** start EXTRACTED INFORMATION **

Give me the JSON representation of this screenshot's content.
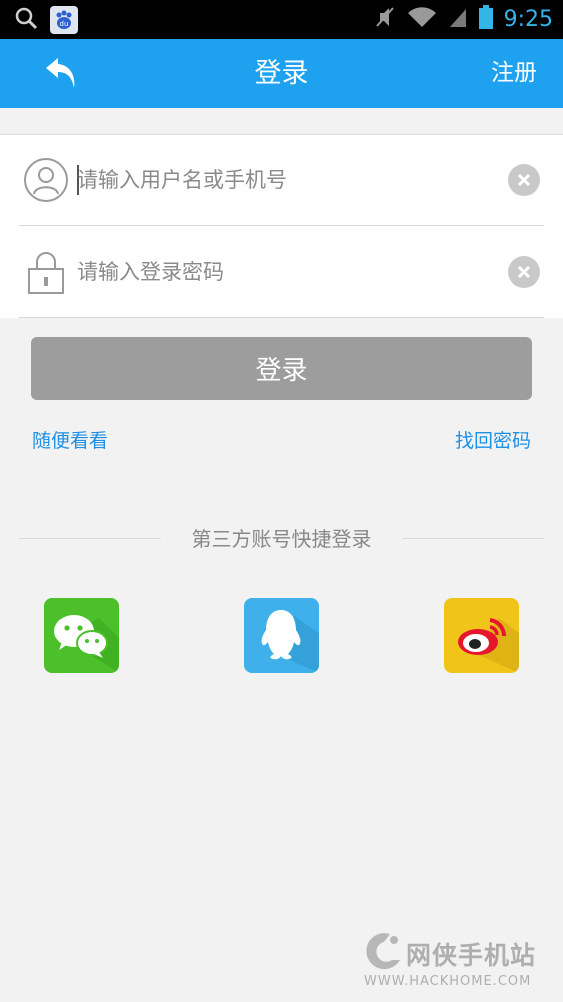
{
  "status_bar": {
    "time": "9:25",
    "icons": [
      "search-icon",
      "baidu-icon",
      "mute-icon",
      "wifi-icon",
      "signal-icon",
      "battery-icon"
    ]
  },
  "title_bar": {
    "title": "登录",
    "register_label": "注册",
    "color": "#1ea1ee"
  },
  "form": {
    "username_placeholder": "请输入用户名或手机号",
    "password_placeholder": "请输入登录密码"
  },
  "login_button": {
    "label": "登录",
    "color": "#9d9d9d"
  },
  "links": {
    "browse": "随便看看",
    "forgot_password": "找回密码"
  },
  "third_party": {
    "heading": "第三方账号快捷登录",
    "providers": [
      "wechat",
      "qq",
      "weibo"
    ]
  },
  "watermark": {
    "cn": "网侠手机站",
    "en": "WWW.HACKHOME.COM"
  }
}
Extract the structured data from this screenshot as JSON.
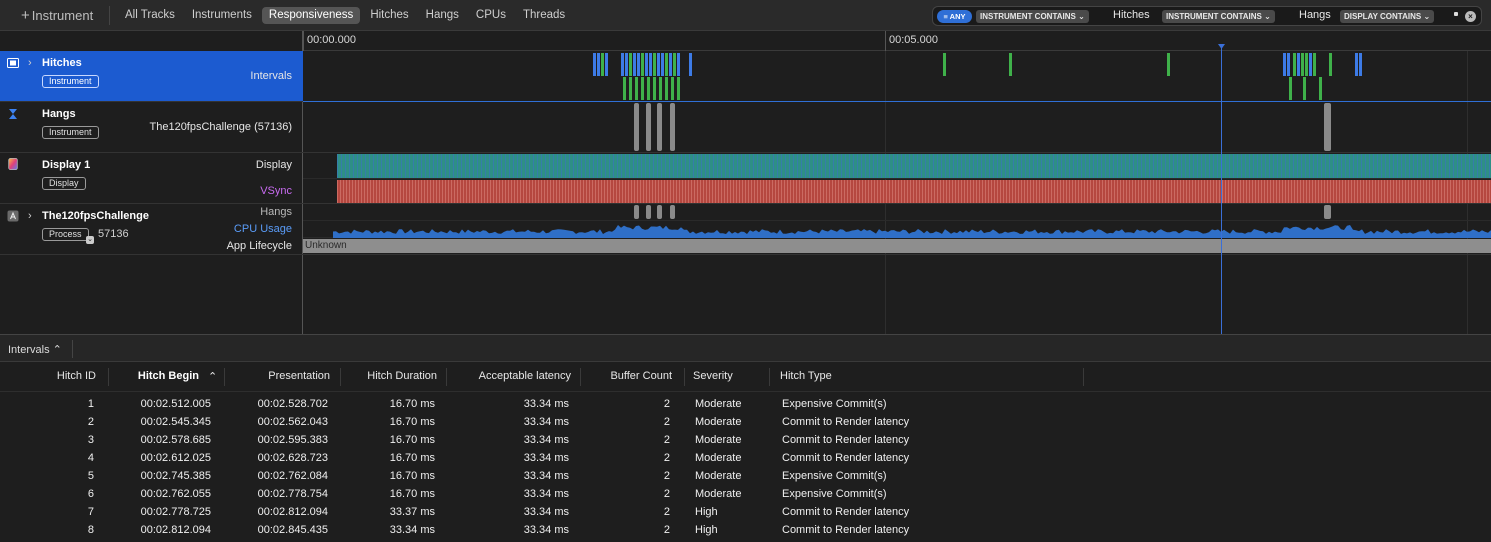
{
  "toolbar": {
    "add_instrument_label": "Instrument",
    "tabs": [
      "All Tracks",
      "Instruments",
      "Responsiveness",
      "Hitches",
      "Hangs",
      "CPUs",
      "Threads"
    ],
    "active_tab": "Responsiveness",
    "filter": {
      "any_label": "ANY",
      "tokens": [
        {
          "field": "INSTRUMENT CONTAINS",
          "value": "Hitches"
        },
        {
          "field": "INSTRUMENT CONTAINS",
          "value": "Hangs"
        },
        {
          "field": "DISPLAY CONTAINS",
          "value": ""
        }
      ]
    }
  },
  "timeline": {
    "ruler_labels": [
      "00:00.000",
      "00:05.000"
    ]
  },
  "tracks": [
    {
      "title": "Hitches",
      "badge": "Instrument",
      "sublabels": [
        "Intervals"
      ],
      "icon": "film-icon",
      "selected": true
    },
    {
      "title": "Hangs",
      "badge": "Instrument",
      "sublabels": [
        "The120fpsChallenge (57136)"
      ],
      "icon": "hourglass-icon",
      "selected": false
    },
    {
      "title": "Display 1",
      "badge": "Display",
      "sublabels": [
        "Display",
        "VSync"
      ],
      "icon": "display-icon",
      "selected": false
    },
    {
      "title": "The120fpsChallenge",
      "badge": "Process",
      "pid": "57136",
      "sublabels": [
        "Hangs",
        "CPU Usage",
        "App Lifecycle"
      ],
      "icon": "app-icon",
      "selected": false
    }
  ],
  "lifecycle_state": "Unknown",
  "detail": {
    "selector_label": "Intervals",
    "columns": [
      "Hitch ID",
      "Hitch Begin",
      "Presentation",
      "Hitch Duration",
      "Acceptable latency",
      "Buffer Count",
      "Severity",
      "Hitch Type"
    ],
    "sorted_column": "Hitch Begin",
    "rows": [
      {
        "id": "1",
        "begin": "00:02.512.005",
        "presentation": "00:02.528.702",
        "duration": "16.70 ms",
        "latency": "33.34 ms",
        "buffers": "2",
        "severity": "Moderate",
        "type": "Expensive Commit(s)"
      },
      {
        "id": "2",
        "begin": "00:02.545.345",
        "presentation": "00:02.562.043",
        "duration": "16.70 ms",
        "latency": "33.34 ms",
        "buffers": "2",
        "severity": "Moderate",
        "type": "Commit to Render latency"
      },
      {
        "id": "3",
        "begin": "00:02.578.685",
        "presentation": "00:02.595.383",
        "duration": "16.70 ms",
        "latency": "33.34 ms",
        "buffers": "2",
        "severity": "Moderate",
        "type": "Commit to Render latency"
      },
      {
        "id": "4",
        "begin": "00:02.612.025",
        "presentation": "00:02.628.723",
        "duration": "16.70 ms",
        "latency": "33.34 ms",
        "buffers": "2",
        "severity": "Moderate",
        "type": "Commit to Render latency"
      },
      {
        "id": "5",
        "begin": "00:02.745.385",
        "presentation": "00:02.762.084",
        "duration": "16.70 ms",
        "latency": "33.34 ms",
        "buffers": "2",
        "severity": "Moderate",
        "type": "Expensive Commit(s)"
      },
      {
        "id": "6",
        "begin": "00:02.762.055",
        "presentation": "00:02.778.754",
        "duration": "16.70 ms",
        "latency": "33.34 ms",
        "buffers": "2",
        "severity": "Moderate",
        "type": "Expensive Commit(s)"
      },
      {
        "id": "7",
        "begin": "00:02.778.725",
        "presentation": "00:02.812.094",
        "duration": "33.37 ms",
        "latency": "33.34 ms",
        "buffers": "2",
        "severity": "High",
        "type": "Commit to Render latency"
      },
      {
        "id": "8",
        "begin": "00:02.812.094",
        "presentation": "00:02.845.435",
        "duration": "33.34 ms",
        "latency": "33.34 ms",
        "buffers": "2",
        "severity": "High",
        "type": "Commit to Render latency"
      }
    ]
  },
  "colors": {
    "selection": "#1c5bd0",
    "hitch_blue": "#3d7be6",
    "hitch_green": "#3fb14a",
    "hang_gray": "#8a8a8a",
    "display_teal": "#2e8f86",
    "vsync_red": "#b5473f",
    "cpu_blue": "#2f6fc7"
  }
}
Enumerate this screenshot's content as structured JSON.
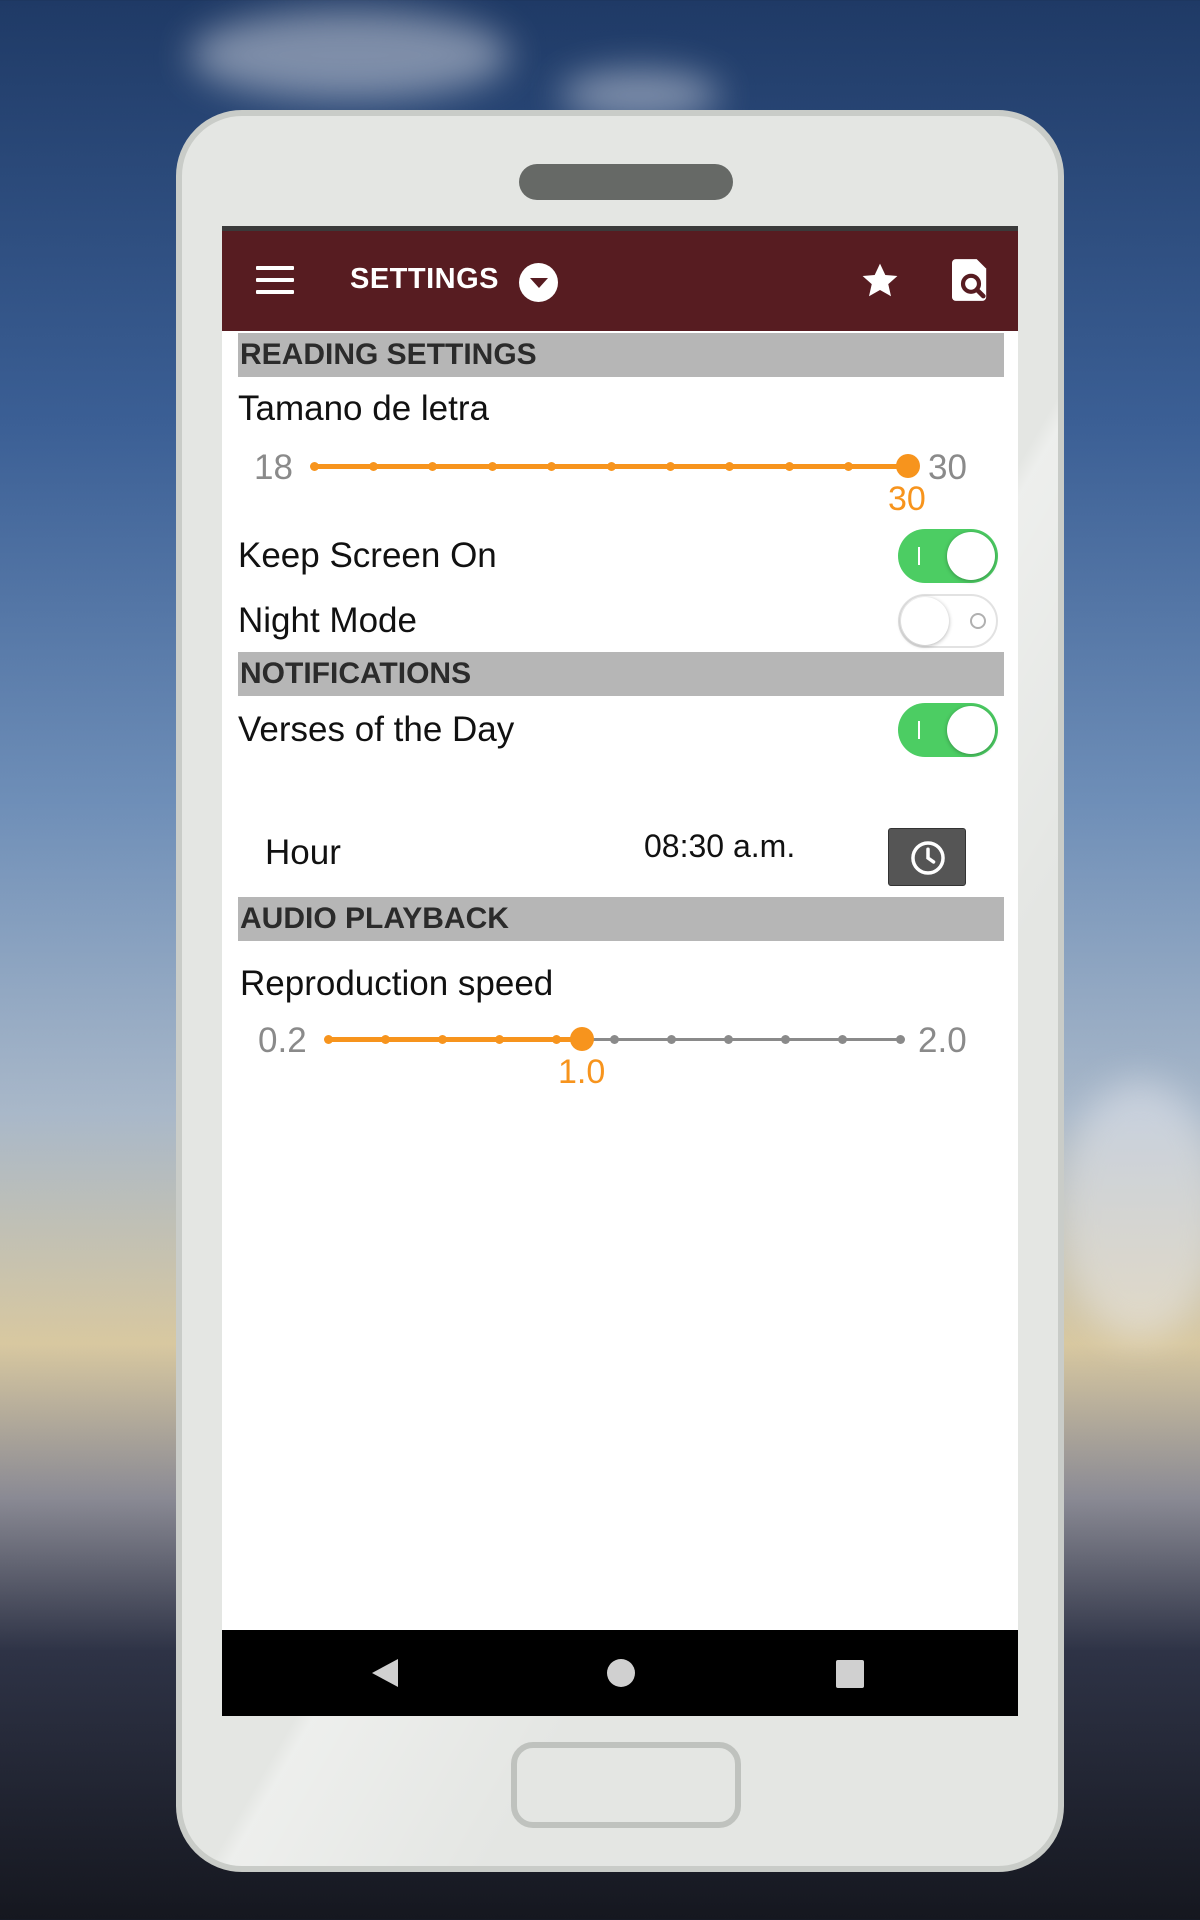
{
  "appbar": {
    "title": "SETTINGS"
  },
  "reading": {
    "header": "READING SETTINGS",
    "font_size": {
      "label": "Tamano de letra",
      "min": "18",
      "max": "30",
      "value": "30",
      "min_num": 18,
      "max_num": 30,
      "current": 30,
      "ticks": 11
    },
    "keep_screen_on": {
      "label": "Keep Screen On",
      "enabled": true
    },
    "night_mode": {
      "label": "Night Mode",
      "enabled": false
    }
  },
  "notifications": {
    "header": "NOTIFICATIONS",
    "verses_of_day": {
      "label": "Verses of the Day",
      "enabled": true
    },
    "hour": {
      "label": "Hour",
      "value": "08:30 a.m."
    }
  },
  "audio": {
    "header": "AUDIO PLAYBACK",
    "speed": {
      "label": "Reproduction speed",
      "min": "0.2",
      "max": "2.0",
      "value": "1.0",
      "min_num": 0.2,
      "max_num": 2.0,
      "current": 1.0,
      "ticks": 11
    }
  },
  "colors": {
    "appbar": "#571c21",
    "accent": "#f7941d",
    "switch_on": "#4ccd63",
    "section_bg": "#b6b6b6"
  },
  "icons": [
    "menu-icon",
    "dropdown-icon",
    "star-icon",
    "search-document-icon",
    "clock-icon",
    "back-icon",
    "home-icon",
    "recents-icon"
  ]
}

** end EXTRACTED INFORMATION **

◆ DESCRIPTION OF THE TASK ◆
Skip the pictures. Please copy exactly the lines from the one with "Enumerate this screenshot's" through the final line of the material above, both ends included.

◆ TASK OUTPUT ◆
Enumerate this screenshot's content as structured JSON.
{
  "appbar": {
    "title": "SETTINGS"
  },
  "reading": {
    "header": "READING SETTINGS",
    "font_size": {
      "label": "Tamano de letra",
      "min": "18",
      "max": "30",
      "value": "30",
      "min_num": 18,
      "max_num": 30,
      "current": 30,
      "ticks": 11
    },
    "keep_screen_on": {
      "label": "Keep Screen On",
      "enabled": true
    },
    "night_mode": {
      "label": "Night Mode",
      "enabled": false
    }
  },
  "notifications": {
    "header": "NOTIFICATIONS",
    "verses_of_day": {
      "label": "Verses of the Day",
      "enabled": true
    },
    "hour": {
      "label": "Hour",
      "value": "08:30 a.m."
    }
  },
  "audio": {
    "header": "AUDIO PLAYBACK",
    "speed": {
      "label": "Reproduction speed",
      "min": "0.2",
      "max": "2.0",
      "value": "1.0",
      "min_num": 0.2,
      "max_num": 2.0,
      "current": 1.0,
      "ticks": 11
    }
  },
  "colors": {
    "appbar": "#571c21",
    "accent": "#f7941d",
    "switch_on": "#4ccd63",
    "section_bg": "#b6b6b6"
  },
  "icons": [
    "menu-icon",
    "dropdown-icon",
    "star-icon",
    "search-document-icon",
    "clock-icon",
    "back-icon",
    "home-icon",
    "recents-icon"
  ]
}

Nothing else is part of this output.